───── Supplied material ─────

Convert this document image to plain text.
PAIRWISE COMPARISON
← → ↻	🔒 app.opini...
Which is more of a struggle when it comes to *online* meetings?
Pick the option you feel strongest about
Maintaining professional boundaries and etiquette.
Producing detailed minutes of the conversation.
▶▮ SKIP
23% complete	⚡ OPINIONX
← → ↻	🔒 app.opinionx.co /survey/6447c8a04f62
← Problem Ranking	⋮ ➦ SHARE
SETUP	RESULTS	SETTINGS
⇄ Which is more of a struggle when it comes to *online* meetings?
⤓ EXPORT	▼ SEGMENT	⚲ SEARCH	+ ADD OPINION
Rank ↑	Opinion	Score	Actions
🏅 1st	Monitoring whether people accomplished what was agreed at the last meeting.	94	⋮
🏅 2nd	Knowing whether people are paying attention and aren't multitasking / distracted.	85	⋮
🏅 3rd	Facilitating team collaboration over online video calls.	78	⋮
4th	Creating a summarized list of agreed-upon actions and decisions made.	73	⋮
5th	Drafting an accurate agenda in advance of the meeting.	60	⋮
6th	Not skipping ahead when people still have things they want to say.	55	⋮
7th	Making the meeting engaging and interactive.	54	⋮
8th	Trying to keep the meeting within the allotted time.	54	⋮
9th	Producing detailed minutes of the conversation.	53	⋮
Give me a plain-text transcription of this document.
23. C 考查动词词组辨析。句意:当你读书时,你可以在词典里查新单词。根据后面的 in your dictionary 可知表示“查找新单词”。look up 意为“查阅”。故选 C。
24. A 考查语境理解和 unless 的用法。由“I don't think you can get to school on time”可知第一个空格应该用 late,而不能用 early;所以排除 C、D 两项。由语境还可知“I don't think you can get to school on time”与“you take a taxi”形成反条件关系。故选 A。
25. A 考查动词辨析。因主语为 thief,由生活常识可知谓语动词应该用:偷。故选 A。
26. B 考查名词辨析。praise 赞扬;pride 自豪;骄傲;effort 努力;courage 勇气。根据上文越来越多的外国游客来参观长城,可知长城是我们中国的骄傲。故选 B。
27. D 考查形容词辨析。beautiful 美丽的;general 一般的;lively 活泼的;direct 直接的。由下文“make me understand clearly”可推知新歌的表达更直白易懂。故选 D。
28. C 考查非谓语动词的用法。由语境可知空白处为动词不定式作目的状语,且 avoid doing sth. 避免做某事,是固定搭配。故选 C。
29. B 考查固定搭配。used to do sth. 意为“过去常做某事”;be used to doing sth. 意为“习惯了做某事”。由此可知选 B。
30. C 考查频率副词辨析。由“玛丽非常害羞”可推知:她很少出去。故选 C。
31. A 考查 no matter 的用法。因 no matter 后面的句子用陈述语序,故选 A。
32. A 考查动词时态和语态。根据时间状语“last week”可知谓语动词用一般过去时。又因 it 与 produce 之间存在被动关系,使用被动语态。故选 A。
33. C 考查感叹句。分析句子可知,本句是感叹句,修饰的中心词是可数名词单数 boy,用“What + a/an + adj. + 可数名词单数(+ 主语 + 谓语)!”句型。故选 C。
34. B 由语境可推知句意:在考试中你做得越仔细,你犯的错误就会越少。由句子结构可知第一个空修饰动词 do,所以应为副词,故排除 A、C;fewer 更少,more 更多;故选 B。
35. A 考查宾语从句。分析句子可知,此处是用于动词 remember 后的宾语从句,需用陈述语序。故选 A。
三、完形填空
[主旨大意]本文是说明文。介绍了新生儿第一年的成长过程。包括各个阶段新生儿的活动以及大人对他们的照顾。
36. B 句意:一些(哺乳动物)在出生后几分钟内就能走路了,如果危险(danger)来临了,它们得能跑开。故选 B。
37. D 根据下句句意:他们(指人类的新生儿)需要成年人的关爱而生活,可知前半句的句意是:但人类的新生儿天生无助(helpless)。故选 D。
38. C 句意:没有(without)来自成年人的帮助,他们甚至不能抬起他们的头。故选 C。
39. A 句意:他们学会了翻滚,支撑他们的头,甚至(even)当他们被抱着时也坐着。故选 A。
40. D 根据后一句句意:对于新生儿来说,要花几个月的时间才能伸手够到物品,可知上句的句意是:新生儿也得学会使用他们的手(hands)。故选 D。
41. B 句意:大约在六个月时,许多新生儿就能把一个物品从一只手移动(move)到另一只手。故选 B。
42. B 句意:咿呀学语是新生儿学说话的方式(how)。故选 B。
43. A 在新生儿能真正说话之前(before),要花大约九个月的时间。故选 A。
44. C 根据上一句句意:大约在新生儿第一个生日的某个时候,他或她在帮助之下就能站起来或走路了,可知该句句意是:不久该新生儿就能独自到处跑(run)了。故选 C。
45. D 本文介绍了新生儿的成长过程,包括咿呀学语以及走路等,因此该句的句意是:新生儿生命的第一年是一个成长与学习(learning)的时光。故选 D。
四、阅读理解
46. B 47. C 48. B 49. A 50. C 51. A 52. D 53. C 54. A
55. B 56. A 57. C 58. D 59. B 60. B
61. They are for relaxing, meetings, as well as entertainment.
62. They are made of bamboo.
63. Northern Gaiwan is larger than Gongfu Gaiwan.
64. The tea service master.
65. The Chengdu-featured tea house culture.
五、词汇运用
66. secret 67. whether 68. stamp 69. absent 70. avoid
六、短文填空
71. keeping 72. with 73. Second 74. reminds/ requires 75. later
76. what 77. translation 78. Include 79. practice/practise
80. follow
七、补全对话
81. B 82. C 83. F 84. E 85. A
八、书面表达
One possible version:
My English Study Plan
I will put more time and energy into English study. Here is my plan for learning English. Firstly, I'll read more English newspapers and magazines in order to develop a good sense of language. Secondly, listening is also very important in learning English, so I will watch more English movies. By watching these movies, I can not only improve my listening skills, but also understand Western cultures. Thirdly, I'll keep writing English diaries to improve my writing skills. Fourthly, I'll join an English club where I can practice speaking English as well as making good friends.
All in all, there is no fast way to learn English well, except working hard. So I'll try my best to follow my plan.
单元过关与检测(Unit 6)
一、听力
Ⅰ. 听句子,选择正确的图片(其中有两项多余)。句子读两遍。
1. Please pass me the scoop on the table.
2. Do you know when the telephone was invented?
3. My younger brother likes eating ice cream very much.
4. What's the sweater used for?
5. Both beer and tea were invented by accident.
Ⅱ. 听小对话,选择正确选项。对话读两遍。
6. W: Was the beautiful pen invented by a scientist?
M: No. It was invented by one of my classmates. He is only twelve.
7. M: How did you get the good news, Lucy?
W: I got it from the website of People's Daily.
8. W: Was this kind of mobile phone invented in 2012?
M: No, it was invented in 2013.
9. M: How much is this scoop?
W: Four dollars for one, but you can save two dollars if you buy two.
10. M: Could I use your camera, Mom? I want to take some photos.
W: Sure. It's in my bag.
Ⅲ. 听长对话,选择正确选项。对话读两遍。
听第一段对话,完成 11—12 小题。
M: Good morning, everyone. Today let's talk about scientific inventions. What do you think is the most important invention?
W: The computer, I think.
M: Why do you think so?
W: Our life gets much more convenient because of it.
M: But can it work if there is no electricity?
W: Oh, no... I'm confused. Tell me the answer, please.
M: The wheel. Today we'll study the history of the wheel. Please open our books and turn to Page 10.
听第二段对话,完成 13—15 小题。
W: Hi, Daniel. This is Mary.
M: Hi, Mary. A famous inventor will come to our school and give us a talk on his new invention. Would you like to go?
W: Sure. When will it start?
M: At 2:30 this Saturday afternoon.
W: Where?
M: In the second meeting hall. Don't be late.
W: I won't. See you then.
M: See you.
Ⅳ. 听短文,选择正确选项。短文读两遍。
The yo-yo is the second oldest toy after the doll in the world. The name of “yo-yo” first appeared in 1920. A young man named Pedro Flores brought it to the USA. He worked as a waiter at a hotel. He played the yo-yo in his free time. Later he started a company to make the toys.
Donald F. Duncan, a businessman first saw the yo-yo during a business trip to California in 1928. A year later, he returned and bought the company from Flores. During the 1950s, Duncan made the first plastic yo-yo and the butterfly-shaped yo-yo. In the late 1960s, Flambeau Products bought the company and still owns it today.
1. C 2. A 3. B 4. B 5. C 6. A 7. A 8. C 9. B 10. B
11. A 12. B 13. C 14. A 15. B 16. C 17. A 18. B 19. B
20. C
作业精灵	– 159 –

─────

* **Exercise requirements**
Copy out every line in the entries above that holds "online".

* **Solution for this task**
Which is more of a struggle when it comes to *online* meetings?
⇄ Which is more of a struggle when it comes to *online* meetings?
🏅 3rd	Facilitating team collaboration over online video calls.	78	⋮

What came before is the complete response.